* **WHAT YOU HAVE TO DO**: It is required that all of the data be written out exactly.

* **ENTRIES SHOWN**:
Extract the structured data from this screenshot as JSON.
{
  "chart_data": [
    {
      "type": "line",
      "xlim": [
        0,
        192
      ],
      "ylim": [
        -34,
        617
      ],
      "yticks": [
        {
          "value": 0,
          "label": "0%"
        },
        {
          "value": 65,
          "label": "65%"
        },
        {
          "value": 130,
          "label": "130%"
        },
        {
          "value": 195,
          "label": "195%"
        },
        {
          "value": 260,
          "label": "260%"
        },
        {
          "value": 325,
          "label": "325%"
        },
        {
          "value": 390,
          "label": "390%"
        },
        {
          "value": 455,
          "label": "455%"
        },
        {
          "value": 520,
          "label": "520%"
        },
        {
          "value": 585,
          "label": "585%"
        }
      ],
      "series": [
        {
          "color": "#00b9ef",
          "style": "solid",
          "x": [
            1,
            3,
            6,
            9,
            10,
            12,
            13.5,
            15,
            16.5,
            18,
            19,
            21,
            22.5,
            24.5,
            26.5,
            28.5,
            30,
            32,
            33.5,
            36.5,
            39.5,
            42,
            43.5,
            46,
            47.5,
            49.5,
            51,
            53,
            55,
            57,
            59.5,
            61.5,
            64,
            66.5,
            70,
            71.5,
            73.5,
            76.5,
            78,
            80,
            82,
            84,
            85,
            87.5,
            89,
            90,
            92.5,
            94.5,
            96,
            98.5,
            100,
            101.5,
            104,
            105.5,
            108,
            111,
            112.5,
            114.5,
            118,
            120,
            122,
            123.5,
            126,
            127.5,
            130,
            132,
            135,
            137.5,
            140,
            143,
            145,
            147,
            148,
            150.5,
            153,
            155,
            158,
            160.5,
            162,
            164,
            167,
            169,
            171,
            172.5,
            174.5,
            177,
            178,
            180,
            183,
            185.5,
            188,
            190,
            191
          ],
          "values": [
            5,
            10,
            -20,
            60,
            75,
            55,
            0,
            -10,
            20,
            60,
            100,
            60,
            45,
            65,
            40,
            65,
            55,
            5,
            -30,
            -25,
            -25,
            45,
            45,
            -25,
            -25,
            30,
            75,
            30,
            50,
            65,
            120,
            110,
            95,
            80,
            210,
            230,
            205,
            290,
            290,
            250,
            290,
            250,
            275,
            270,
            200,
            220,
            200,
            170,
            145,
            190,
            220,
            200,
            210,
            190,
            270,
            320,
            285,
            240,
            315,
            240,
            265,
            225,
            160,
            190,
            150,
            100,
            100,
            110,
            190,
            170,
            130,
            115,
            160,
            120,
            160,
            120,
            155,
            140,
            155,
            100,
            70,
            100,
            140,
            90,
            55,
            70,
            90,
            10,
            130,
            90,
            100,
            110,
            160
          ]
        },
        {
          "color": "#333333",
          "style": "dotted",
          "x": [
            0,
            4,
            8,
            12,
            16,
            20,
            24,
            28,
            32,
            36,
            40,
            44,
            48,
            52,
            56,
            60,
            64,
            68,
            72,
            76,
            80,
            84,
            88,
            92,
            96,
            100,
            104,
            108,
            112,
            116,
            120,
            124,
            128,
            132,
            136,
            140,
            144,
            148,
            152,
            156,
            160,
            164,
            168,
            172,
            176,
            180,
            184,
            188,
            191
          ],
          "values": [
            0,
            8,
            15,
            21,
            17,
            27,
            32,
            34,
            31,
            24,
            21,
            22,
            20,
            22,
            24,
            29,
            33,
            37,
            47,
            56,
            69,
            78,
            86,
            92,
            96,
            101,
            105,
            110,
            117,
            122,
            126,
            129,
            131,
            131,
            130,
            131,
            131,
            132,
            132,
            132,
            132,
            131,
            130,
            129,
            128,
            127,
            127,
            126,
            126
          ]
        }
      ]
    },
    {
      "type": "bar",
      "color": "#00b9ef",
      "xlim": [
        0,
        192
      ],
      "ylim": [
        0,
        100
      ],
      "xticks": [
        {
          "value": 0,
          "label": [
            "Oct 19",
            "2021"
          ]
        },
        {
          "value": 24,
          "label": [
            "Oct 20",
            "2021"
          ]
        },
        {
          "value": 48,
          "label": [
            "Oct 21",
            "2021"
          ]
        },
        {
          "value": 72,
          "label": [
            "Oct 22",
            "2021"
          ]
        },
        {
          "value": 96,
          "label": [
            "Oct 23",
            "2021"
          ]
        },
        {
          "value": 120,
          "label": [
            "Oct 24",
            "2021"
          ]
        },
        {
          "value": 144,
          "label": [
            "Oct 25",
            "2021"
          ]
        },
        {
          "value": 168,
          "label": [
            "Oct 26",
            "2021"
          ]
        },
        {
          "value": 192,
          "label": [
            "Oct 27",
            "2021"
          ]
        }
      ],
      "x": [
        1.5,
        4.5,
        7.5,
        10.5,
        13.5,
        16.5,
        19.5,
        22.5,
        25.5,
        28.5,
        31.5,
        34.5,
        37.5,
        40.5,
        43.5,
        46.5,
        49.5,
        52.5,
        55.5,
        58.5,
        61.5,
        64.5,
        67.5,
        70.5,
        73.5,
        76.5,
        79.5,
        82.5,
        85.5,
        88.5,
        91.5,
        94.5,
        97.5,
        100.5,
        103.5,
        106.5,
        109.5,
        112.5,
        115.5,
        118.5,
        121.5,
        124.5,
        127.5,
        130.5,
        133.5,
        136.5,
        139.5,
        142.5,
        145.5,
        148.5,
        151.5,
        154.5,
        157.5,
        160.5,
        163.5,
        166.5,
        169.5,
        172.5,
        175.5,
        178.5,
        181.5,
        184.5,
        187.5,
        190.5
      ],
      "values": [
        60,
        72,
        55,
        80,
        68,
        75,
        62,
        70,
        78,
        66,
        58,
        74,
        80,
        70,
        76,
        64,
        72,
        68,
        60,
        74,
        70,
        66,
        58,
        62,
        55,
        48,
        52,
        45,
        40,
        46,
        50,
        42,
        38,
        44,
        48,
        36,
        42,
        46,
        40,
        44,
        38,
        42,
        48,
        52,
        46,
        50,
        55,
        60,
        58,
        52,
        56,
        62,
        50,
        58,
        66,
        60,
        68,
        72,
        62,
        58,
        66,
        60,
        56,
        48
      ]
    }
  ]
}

* **FULL OUTPUT**:
Extract the structured data from this screenshot as JSON.
{
  "chart_data": [
    {
      "type": "line",
      "xlim": [
        0,
        192
      ],
      "ylim": [
        -34,
        617
      ],
      "yticks": [
        {
          "value": 0,
          "label": "0%"
        },
        {
          "value": 65,
          "label": "65%"
        },
        {
          "value": 130,
          "label": "130%"
        },
        {
          "value": 195,
          "label": "195%"
        },
        {
          "value": 260,
          "label": "260%"
        },
        {
          "value": 325,
          "label": "325%"
        },
        {
          "value": 390,
          "label": "390%"
        },
        {
          "value": 455,
          "label": "455%"
        },
        {
          "value": 520,
          "label": "520%"
        },
        {
          "value": 585,
          "label": "585%"
        }
      ],
      "series": [
        {
          "color": "#00b9ef",
          "style": "solid",
          "x": [
            1,
            3,
            6,
            9,
            10,
            12,
            13.5,
            15,
            16.5,
            18,
            19,
            21,
            22.5,
            24.5,
            26.5,
            28.5,
            30,
            32,
            33.5,
            36.5,
            39.5,
            42,
            43.5,
            46,
            47.5,
            49.5,
            51,
            53,
            55,
            57,
            59.5,
            61.5,
            64,
            66.5,
            70,
            71.5,
            73.5,
            76.5,
            78,
            80,
            82,
            84,
            85,
            87.5,
            89,
            90,
            92.5,
            94.5,
            96,
            98.5,
            100,
            101.5,
            104,
            105.5,
            108,
            111,
            112.5,
            114.5,
            118,
            120,
            122,
            123.5,
            126,
            127.5,
            130,
            132,
            135,
            137.5,
            140,
            143,
            145,
            147,
            148,
            150.5,
            153,
            155,
            158,
            160.5,
            162,
            164,
            167,
            169,
            171,
            172.5,
            174.5,
            177,
            178,
            180,
            183,
            185.5,
            188,
            190,
            191
          ],
          "values": [
            5,
            10,
            -20,
            60,
            75,
            55,
            0,
            -10,
            20,
            60,
            100,
            60,
            45,
            65,
            40,
            65,
            55,
            5,
            -30,
            -25,
            -25,
            45,
            45,
            -25,
            -25,
            30,
            75,
            30,
            50,
            65,
            120,
            110,
            95,
            80,
            210,
            230,
            205,
            290,
            290,
            250,
            290,
            250,
            275,
            270,
            200,
            220,
            200,
            170,
            145,
            190,
            220,
            200,
            210,
            190,
            270,
            320,
            285,
            240,
            315,
            240,
            265,
            225,
            160,
            190,
            150,
            100,
            100,
            110,
            190,
            170,
            130,
            115,
            160,
            120,
            160,
            120,
            155,
            140,
            155,
            100,
            70,
            100,
            140,
            90,
            55,
            70,
            90,
            10,
            130,
            90,
            100,
            110,
            160
          ]
        },
        {
          "color": "#333333",
          "style": "dotted",
          "x": [
            0,
            4,
            8,
            12,
            16,
            20,
            24,
            28,
            32,
            36,
            40,
            44,
            48,
            52,
            56,
            60,
            64,
            68,
            72,
            76,
            80,
            84,
            88,
            92,
            96,
            100,
            104,
            108,
            112,
            116,
            120,
            124,
            128,
            132,
            136,
            140,
            144,
            148,
            152,
            156,
            160,
            164,
            168,
            172,
            176,
            180,
            184,
            188,
            191
          ],
          "values": [
            0,
            8,
            15,
            21,
            17,
            27,
            32,
            34,
            31,
            24,
            21,
            22,
            20,
            22,
            24,
            29,
            33,
            37,
            47,
            56,
            69,
            78,
            86,
            92,
            96,
            101,
            105,
            110,
            117,
            122,
            126,
            129,
            131,
            131,
            130,
            131,
            131,
            132,
            132,
            132,
            132,
            131,
            130,
            129,
            128,
            127,
            127,
            126,
            126
          ]
        }
      ]
    },
    {
      "type": "bar",
      "color": "#00b9ef",
      "xlim": [
        0,
        192
      ],
      "ylim": [
        0,
        100
      ],
      "xticks": [
        {
          "value": 0,
          "label": [
            "Oct 19",
            "2021"
          ]
        },
        {
          "value": 24,
          "label": [
            "Oct 20",
            "2021"
          ]
        },
        {
          "value": 48,
          "label": [
            "Oct 21",
            "2021"
          ]
        },
        {
          "value": 72,
          "label": [
            "Oct 22",
            "2021"
          ]
        },
        {
          "value": 96,
          "label": [
            "Oct 23",
            "2021"
          ]
        },
        {
          "value": 120,
          "label": [
            "Oct 24",
            "2021"
          ]
        },
        {
          "value": 144,
          "label": [
            "Oct 25",
            "2021"
          ]
        },
        {
          "value": 168,
          "label": [
            "Oct 26",
            "2021"
          ]
        },
        {
          "value": 192,
          "label": [
            "Oct 27",
            "2021"
          ]
        }
      ],
      "x": [
        1.5,
        4.5,
        7.5,
        10.5,
        13.5,
        16.5,
        19.5,
        22.5,
        25.5,
        28.5,
        31.5,
        34.5,
        37.5,
        40.5,
        43.5,
        46.5,
        49.5,
        52.5,
        55.5,
        58.5,
        61.5,
        64.5,
        67.5,
        70.5,
        73.5,
        76.5,
        79.5,
        82.5,
        85.5,
        88.5,
        91.5,
        94.5,
        97.5,
        100.5,
        103.5,
        106.5,
        109.5,
        112.5,
        115.5,
        118.5,
        121.5,
        124.5,
        127.5,
        130.5,
        133.5,
        136.5,
        139.5,
        142.5,
        145.5,
        148.5,
        151.5,
        154.5,
        157.5,
        160.5,
        163.5,
        166.5,
        169.5,
        172.5,
        175.5,
        178.5,
        181.5,
        184.5,
        187.5,
        190.5
      ],
      "values": [
        60,
        72,
        55,
        80,
        68,
        75,
        62,
        70,
        78,
        66,
        58,
        74,
        80,
        70,
        76,
        64,
        72,
        68,
        60,
        74,
        70,
        66,
        58,
        62,
        55,
        48,
        52,
        45,
        40,
        46,
        50,
        42,
        38,
        44,
        48,
        36,
        42,
        46,
        40,
        44,
        38,
        42,
        48,
        52,
        46,
        50,
        55,
        60,
        58,
        52,
        56,
        62,
        50,
        58,
        66,
        60,
        68,
        72,
        62,
        58,
        66,
        60,
        56,
        48
      ]
    }
  ]
}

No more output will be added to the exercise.